====== Task material
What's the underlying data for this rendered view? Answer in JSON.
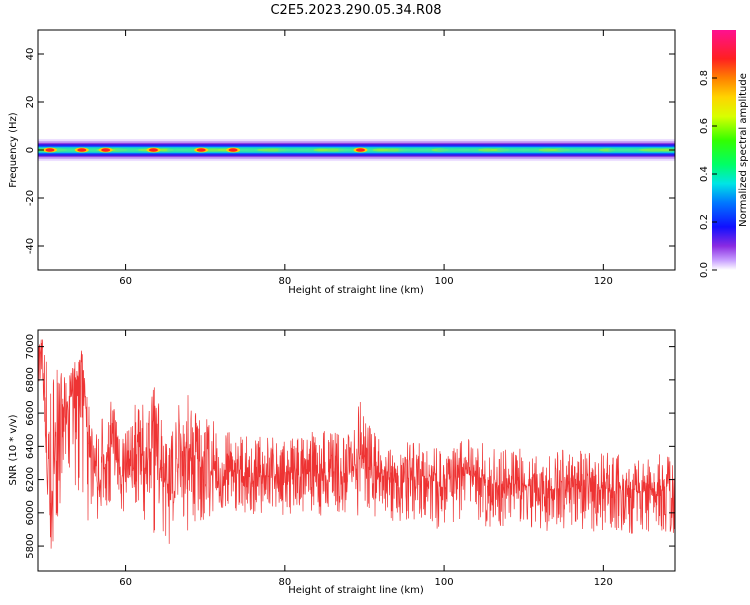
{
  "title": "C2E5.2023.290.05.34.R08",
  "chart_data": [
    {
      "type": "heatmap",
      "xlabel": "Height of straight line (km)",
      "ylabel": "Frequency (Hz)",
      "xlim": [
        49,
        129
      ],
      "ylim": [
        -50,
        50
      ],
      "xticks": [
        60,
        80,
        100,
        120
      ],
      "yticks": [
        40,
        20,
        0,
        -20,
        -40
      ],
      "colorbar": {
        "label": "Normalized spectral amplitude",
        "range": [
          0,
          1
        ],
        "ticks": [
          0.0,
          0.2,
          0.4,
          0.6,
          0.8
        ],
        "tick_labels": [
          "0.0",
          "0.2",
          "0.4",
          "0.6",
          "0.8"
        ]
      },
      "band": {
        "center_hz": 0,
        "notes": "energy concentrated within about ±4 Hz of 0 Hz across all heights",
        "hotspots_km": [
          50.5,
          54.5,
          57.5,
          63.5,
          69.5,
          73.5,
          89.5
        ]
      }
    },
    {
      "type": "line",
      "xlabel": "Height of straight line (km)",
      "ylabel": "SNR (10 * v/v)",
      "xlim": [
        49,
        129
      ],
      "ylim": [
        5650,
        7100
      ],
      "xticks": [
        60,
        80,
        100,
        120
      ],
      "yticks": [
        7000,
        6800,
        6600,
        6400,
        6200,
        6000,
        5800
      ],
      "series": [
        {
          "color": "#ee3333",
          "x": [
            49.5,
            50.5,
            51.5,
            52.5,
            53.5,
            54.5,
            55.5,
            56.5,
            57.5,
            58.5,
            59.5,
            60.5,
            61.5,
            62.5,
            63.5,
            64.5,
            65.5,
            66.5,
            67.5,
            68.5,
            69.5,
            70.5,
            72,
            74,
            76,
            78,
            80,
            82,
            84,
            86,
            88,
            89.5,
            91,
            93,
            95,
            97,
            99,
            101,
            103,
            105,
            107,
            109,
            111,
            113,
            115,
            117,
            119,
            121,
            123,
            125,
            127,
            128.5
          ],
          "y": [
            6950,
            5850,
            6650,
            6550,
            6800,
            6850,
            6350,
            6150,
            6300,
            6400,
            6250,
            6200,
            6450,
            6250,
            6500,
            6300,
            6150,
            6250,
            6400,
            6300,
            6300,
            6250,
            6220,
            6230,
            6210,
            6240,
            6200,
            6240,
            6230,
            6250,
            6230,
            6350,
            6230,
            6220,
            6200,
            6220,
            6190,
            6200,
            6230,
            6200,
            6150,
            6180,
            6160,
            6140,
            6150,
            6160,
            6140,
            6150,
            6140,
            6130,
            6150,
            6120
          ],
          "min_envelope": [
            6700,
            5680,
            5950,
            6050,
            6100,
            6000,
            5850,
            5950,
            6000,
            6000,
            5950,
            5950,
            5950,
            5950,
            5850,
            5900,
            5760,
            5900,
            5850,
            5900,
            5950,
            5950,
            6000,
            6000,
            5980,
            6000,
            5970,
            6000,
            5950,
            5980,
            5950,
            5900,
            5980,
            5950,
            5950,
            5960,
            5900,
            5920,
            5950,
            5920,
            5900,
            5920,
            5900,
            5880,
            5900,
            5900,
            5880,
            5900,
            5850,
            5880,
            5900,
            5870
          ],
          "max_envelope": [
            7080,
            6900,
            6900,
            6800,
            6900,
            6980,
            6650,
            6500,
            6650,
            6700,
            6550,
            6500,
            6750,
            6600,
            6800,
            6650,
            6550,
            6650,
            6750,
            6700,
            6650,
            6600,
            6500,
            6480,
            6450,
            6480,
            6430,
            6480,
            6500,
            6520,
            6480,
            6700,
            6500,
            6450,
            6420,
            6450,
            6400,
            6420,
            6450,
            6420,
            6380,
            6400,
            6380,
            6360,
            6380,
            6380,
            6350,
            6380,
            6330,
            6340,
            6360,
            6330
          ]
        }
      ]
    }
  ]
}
============
Your task:
The records above must be transcribed exactly. Pictures are left out of the copy.

Output for this exercise:
What's the underlying data for this rendered view? Answer in JSON.
{
  "title": "C2E5.2023.290.05.34.R08",
  "chart_data": [
    {
      "type": "heatmap",
      "xlabel": "Height of straight line (km)",
      "ylabel": "Frequency (Hz)",
      "xlim": [
        49,
        129
      ],
      "ylim": [
        -50,
        50
      ],
      "xticks": [
        60,
        80,
        100,
        120
      ],
      "yticks": [
        40,
        20,
        0,
        -20,
        -40
      ],
      "colorbar": {
        "label": "Normalized spectral amplitude",
        "range": [
          0,
          1
        ],
        "ticks": [
          0.0,
          0.2,
          0.4,
          0.6,
          0.8
        ],
        "tick_labels": [
          "0.0",
          "0.2",
          "0.4",
          "0.6",
          "0.8"
        ]
      },
      "band": {
        "center_hz": 0,
        "notes": "energy concentrated within about ±4 Hz of 0 Hz across all heights",
        "hotspots_km": [
          50.5,
          54.5,
          57.5,
          63.5,
          69.5,
          73.5,
          89.5
        ]
      }
    },
    {
      "type": "line",
      "xlabel": "Height of straight line (km)",
      "ylabel": "SNR (10 * v/v)",
      "xlim": [
        49,
        129
      ],
      "ylim": [
        5650,
        7100
      ],
      "xticks": [
        60,
        80,
        100,
        120
      ],
      "yticks": [
        7000,
        6800,
        6600,
        6400,
        6200,
        6000,
        5800
      ],
      "series": [
        {
          "color": "#ee3333",
          "x": [
            49.5,
            50.5,
            51.5,
            52.5,
            53.5,
            54.5,
            55.5,
            56.5,
            57.5,
            58.5,
            59.5,
            60.5,
            61.5,
            62.5,
            63.5,
            64.5,
            65.5,
            66.5,
            67.5,
            68.5,
            69.5,
            70.5,
            72,
            74,
            76,
            78,
            80,
            82,
            84,
            86,
            88,
            89.5,
            91,
            93,
            95,
            97,
            99,
            101,
            103,
            105,
            107,
            109,
            111,
            113,
            115,
            117,
            119,
            121,
            123,
            125,
            127,
            128.5
          ],
          "y": [
            6950,
            5850,
            6650,
            6550,
            6800,
            6850,
            6350,
            6150,
            6300,
            6400,
            6250,
            6200,
            6450,
            6250,
            6500,
            6300,
            6150,
            6250,
            6400,
            6300,
            6300,
            6250,
            6220,
            6230,
            6210,
            6240,
            6200,
            6240,
            6230,
            6250,
            6230,
            6350,
            6230,
            6220,
            6200,
            6220,
            6190,
            6200,
            6230,
            6200,
            6150,
            6180,
            6160,
            6140,
            6150,
            6160,
            6140,
            6150,
            6140,
            6130,
            6150,
            6120
          ],
          "min_envelope": [
            6700,
            5680,
            5950,
            6050,
            6100,
            6000,
            5850,
            5950,
            6000,
            6000,
            5950,
            5950,
            5950,
            5950,
            5850,
            5900,
            5760,
            5900,
            5850,
            5900,
            5950,
            5950,
            6000,
            6000,
            5980,
            6000,
            5970,
            6000,
            5950,
            5980,
            5950,
            5900,
            5980,
            5950,
            5950,
            5960,
            5900,
            5920,
            5950,
            5920,
            5900,
            5920,
            5900,
            5880,
            5900,
            5900,
            5880,
            5900,
            5850,
            5880,
            5900,
            5870
          ],
          "max_envelope": [
            7080,
            6900,
            6900,
            6800,
            6900,
            6980,
            6650,
            6500,
            6650,
            6700,
            6550,
            6500,
            6750,
            6600,
            6800,
            6650,
            6550,
            6650,
            6750,
            6700,
            6650,
            6600,
            6500,
            6480,
            6450,
            6480,
            6430,
            6480,
            6500,
            6520,
            6480,
            6700,
            6500,
            6450,
            6420,
            6450,
            6400,
            6420,
            6450,
            6420,
            6380,
            6400,
            6380,
            6360,
            6380,
            6380,
            6350,
            6380,
            6330,
            6340,
            6360,
            6330
          ]
        }
      ]
    }
  ]
}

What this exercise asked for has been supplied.